- What is required
Lines containing the string "structure" are to be collected in full.
Supplied records start
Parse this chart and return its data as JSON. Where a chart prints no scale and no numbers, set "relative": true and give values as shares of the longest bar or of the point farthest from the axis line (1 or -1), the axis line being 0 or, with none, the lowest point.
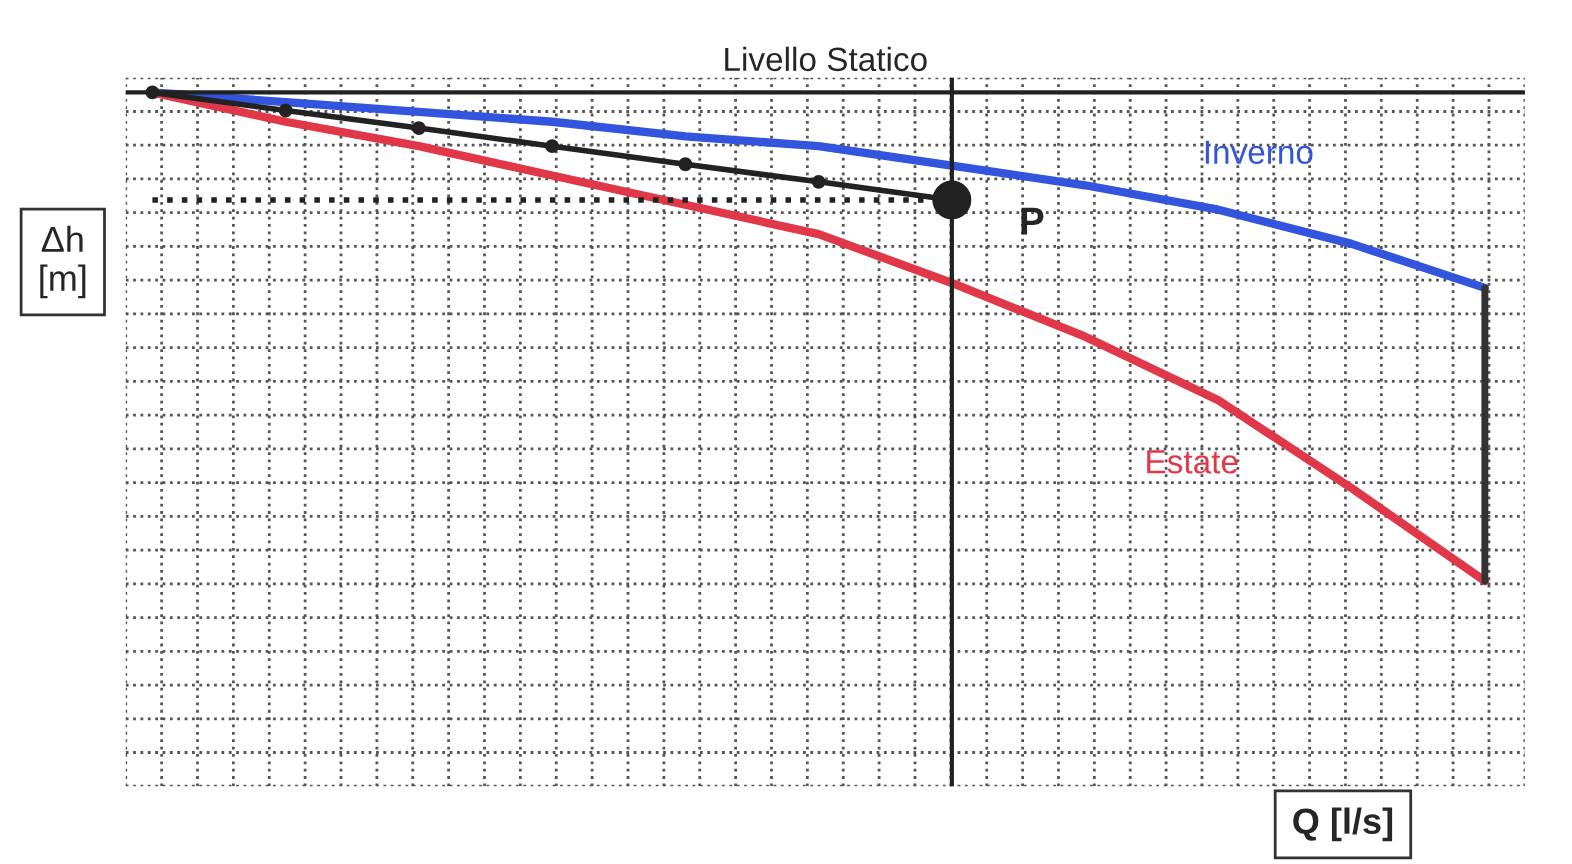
{
  "chart_data": {
    "type": "line",
    "relative": true,
    "ylabel": "Δh\n[m]",
    "categories": [
      null,
      null,
      null,
      null,
      null,
      null,
      null,
      null,
      null,
      null,
      null
    ],
    "series": [
      {
        "name": "Inverno",
        "color": "#3355dd",
        "values": [
          0,
          -0.02,
          -0.04,
          -0.06,
          -0.09,
          -0.11,
          -0.15,
          -0.19,
          -0.24,
          -0.31,
          -0.4
        ]
      },
      {
        "name": "Estate",
        "color": "#e03848",
        "values": [
          0,
          -0.06,
          -0.11,
          -0.17,
          -0.23,
          -0.29,
          -0.39,
          -0.5,
          -0.63,
          -0.81,
          -1
        ]
      },
      {
        "color": "#222222",
        "marker": "circle",
        "values": [
          0,
          -0.037,
          -0.073,
          -0.11,
          -0.147,
          -0.183,
          -0.22,
          null,
          null,
          null,
          null
        ]
      },
      {
        "color": "#222222",
        "line_style": "dotted",
        "values": [
          -0.22,
          -0.22,
          -0.22,
          -0.22,
          -0.22,
          -0.22,
          -0.22,
          null,
          null,
          null,
          null
        ]
      }
    ],
    "ref_lines": [
      {
        "axis": "y",
        "value": 0,
        "label": "Livello Statico",
        "color": "#222222"
      }
    ],
    "annotations": [
      "P",
      "Q [l/s]"
    ],
    "grid": true,
    "tick_labels": false
  }
}
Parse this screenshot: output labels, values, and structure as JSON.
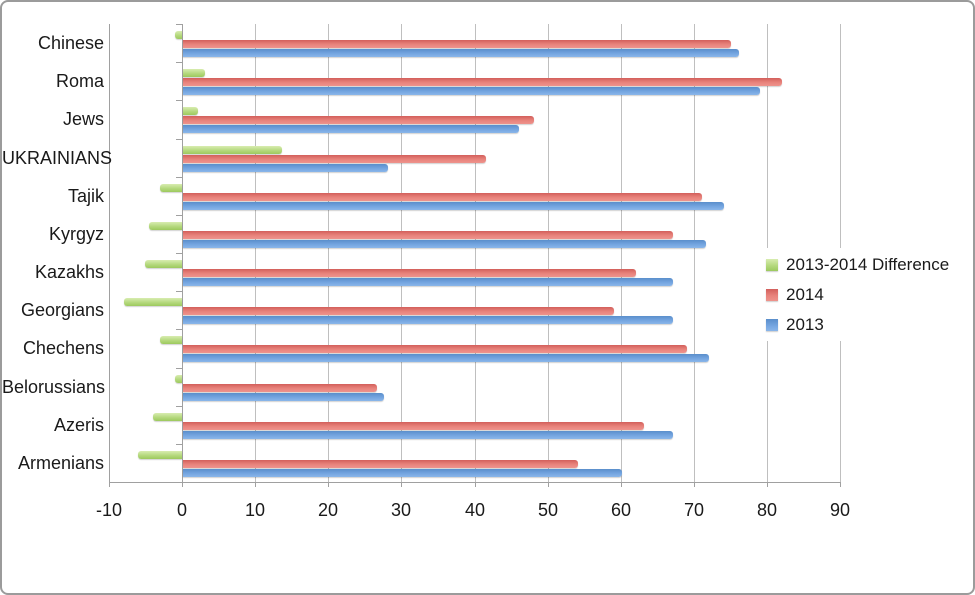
{
  "chart_data": {
    "type": "bar",
    "orientation": "horizontal",
    "title": "",
    "categories": [
      "Chinese",
      "Roma",
      "Jews",
      "UKRAINIANS",
      "Tajik",
      "Kyrgyz",
      "Kazakhs",
      "Georgians",
      "Chechens",
      "Belorussians",
      "Azeris",
      "Armenians"
    ],
    "series": [
      {
        "name": "2013-2014 Difference",
        "color_key": "green",
        "values": [
          -1,
          3,
          2,
          13.5,
          -3,
          -4.5,
          -5,
          -8,
          -3,
          -1,
          -4,
          -6
        ]
      },
      {
        "name": "2014",
        "color_key": "red",
        "values": [
          75,
          82,
          48,
          41.5,
          71,
          67,
          62,
          59,
          69,
          26.5,
          63,
          54
        ]
      },
      {
        "name": "2013",
        "color_key": "blue",
        "values": [
          76,
          79,
          46,
          28,
          74,
          71.5,
          67,
          67,
          72,
          27.5,
          67,
          60
        ]
      }
    ],
    "xaxis": {
      "min": -10,
      "max": 90,
      "step": 10,
      "tick_labels": [
        "-10",
        "0",
        "10",
        "20",
        "30",
        "40",
        "50",
        "60",
        "70",
        "80",
        "90"
      ]
    },
    "legend": {
      "position": "right",
      "entries": [
        "2013-2014 Difference",
        "2014",
        "2013"
      ]
    },
    "grid": true,
    "colors": {
      "green": {
        "top": "#d8ecb0",
        "mid": "#b5d97e",
        "bottom": "#9cc95e"
      },
      "red": {
        "top": "#d25f5b",
        "mid": "#e8837c",
        "bottom": "#ee938c"
      },
      "blue": {
        "top": "#5a8ecb",
        "mid": "#74a5e0",
        "bottom": "#8ab6ea"
      },
      "gridline": "#bfbfbf",
      "axis": "#a0a0a0",
      "text": "#1a1a1a"
    }
  }
}
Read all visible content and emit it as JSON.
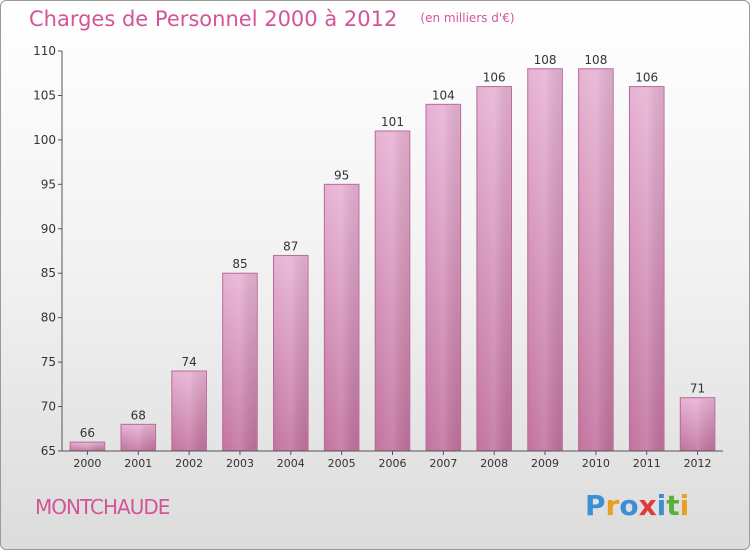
{
  "header": {
    "title": "Charges de Personnel 2000 à 2012",
    "subtitle": "(en milliers d'€)"
  },
  "footer": {
    "town": "MONTCHAUDE",
    "logo_letters": [
      "P",
      "r",
      "o",
      "x",
      "i",
      "t",
      "i"
    ],
    "logo_colors": [
      "#3b8fd4",
      "#e8a020",
      "#3b8fd4",
      "#e03a3a",
      "#3b8fd4",
      "#5ab03c",
      "#e8a020"
    ]
  },
  "chart_data": {
    "type": "bar",
    "title": "Charges de Personnel 2000 à 2012",
    "subtitle": "(en milliers d'€)",
    "categories": [
      "2000",
      "2001",
      "2002",
      "2003",
      "2004",
      "2005",
      "2006",
      "2007",
      "2008",
      "2009",
      "2010",
      "2011",
      "2012"
    ],
    "values": [
      66,
      68,
      74,
      85,
      87,
      95,
      101,
      104,
      106,
      108,
      108,
      106,
      71
    ],
    "ylim": [
      65,
      110
    ],
    "yticks": [
      65,
      70,
      75,
      80,
      85,
      90,
      95,
      100,
      105,
      110
    ],
    "xlabel": "",
    "ylabel": "",
    "grid": false,
    "colors": {
      "bar_top": "#e7b3d4",
      "bar_bottom": "#c2739e",
      "bar_edge": "#b86a96",
      "axis": "#555555",
      "text": "#333333",
      "accent": "#d35598"
    }
  }
}
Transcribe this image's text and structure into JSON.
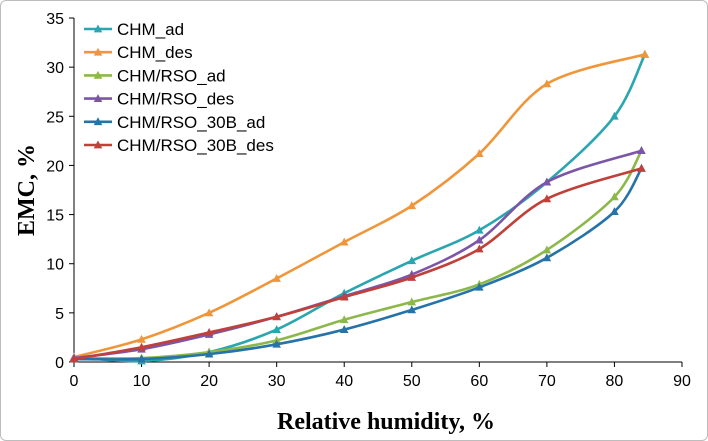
{
  "chart_data": {
    "type": "line",
    "title": "",
    "xlabel": "Relative humidity, %",
    "ylabel": "EMC, %",
    "xlim": [
      0,
      90
    ],
    "ylim": [
      0,
      35
    ],
    "xticks": [
      0,
      10,
      20,
      30,
      40,
      50,
      60,
      70,
      80,
      90
    ],
    "yticks": [
      0,
      5,
      10,
      15,
      20,
      25,
      30,
      35
    ],
    "grid": false,
    "legend_position": "top-left",
    "series": [
      {
        "name": "CHM_ad",
        "color": "#2aa6b0",
        "x": [
          0,
          10,
          20,
          30,
          40,
          50,
          60,
          70,
          80,
          84.5
        ],
        "y": [
          0.5,
          0.1,
          1.0,
          3.3,
          7.0,
          10.3,
          13.4,
          18.3,
          25.0,
          31.3
        ]
      },
      {
        "name": "CHM_des",
        "color": "#f0963a",
        "x": [
          0,
          10,
          20,
          30,
          40,
          50,
          60,
          70,
          84.5
        ],
        "y": [
          0.5,
          2.3,
          5.0,
          8.5,
          12.2,
          15.9,
          21.2,
          28.3,
          31.3
        ]
      },
      {
        "name": "CHM/RSO_ad",
        "color": "#8cb84a",
        "x": [
          0,
          10,
          20,
          30,
          40,
          50,
          60,
          70,
          80,
          84
        ],
        "y": [
          0.4,
          0.4,
          1.0,
          2.2,
          4.3,
          6.1,
          7.9,
          11.4,
          16.8,
          21.5
        ]
      },
      {
        "name": "CHM/RSO_des",
        "color": "#7b56a8",
        "x": [
          0,
          10,
          20,
          30,
          40,
          50,
          60,
          70,
          84
        ],
        "y": [
          0.4,
          1.3,
          2.8,
          4.6,
          6.7,
          8.9,
          12.4,
          18.3,
          21.5
        ]
      },
      {
        "name": "CHM/RSO_30B_ad",
        "color": "#2573a8",
        "x": [
          0,
          10,
          20,
          30,
          40,
          50,
          60,
          70,
          80,
          84
        ],
        "y": [
          0.3,
          0.3,
          0.8,
          1.8,
          3.3,
          5.3,
          7.6,
          10.6,
          15.3,
          19.7
        ]
      },
      {
        "name": "CHM/RSO_30B_des",
        "color": "#c0403a",
        "x": [
          0,
          10,
          20,
          30,
          40,
          50,
          60,
          70,
          84
        ],
        "y": [
          0.3,
          1.5,
          3.0,
          4.6,
          6.6,
          8.6,
          11.5,
          16.6,
          19.7
        ]
      }
    ]
  }
}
Supplied records end
- Task answer
Parse this screenshot: output labels, values, and structure as JSON.
Transcribe this image's text and structure into JSON.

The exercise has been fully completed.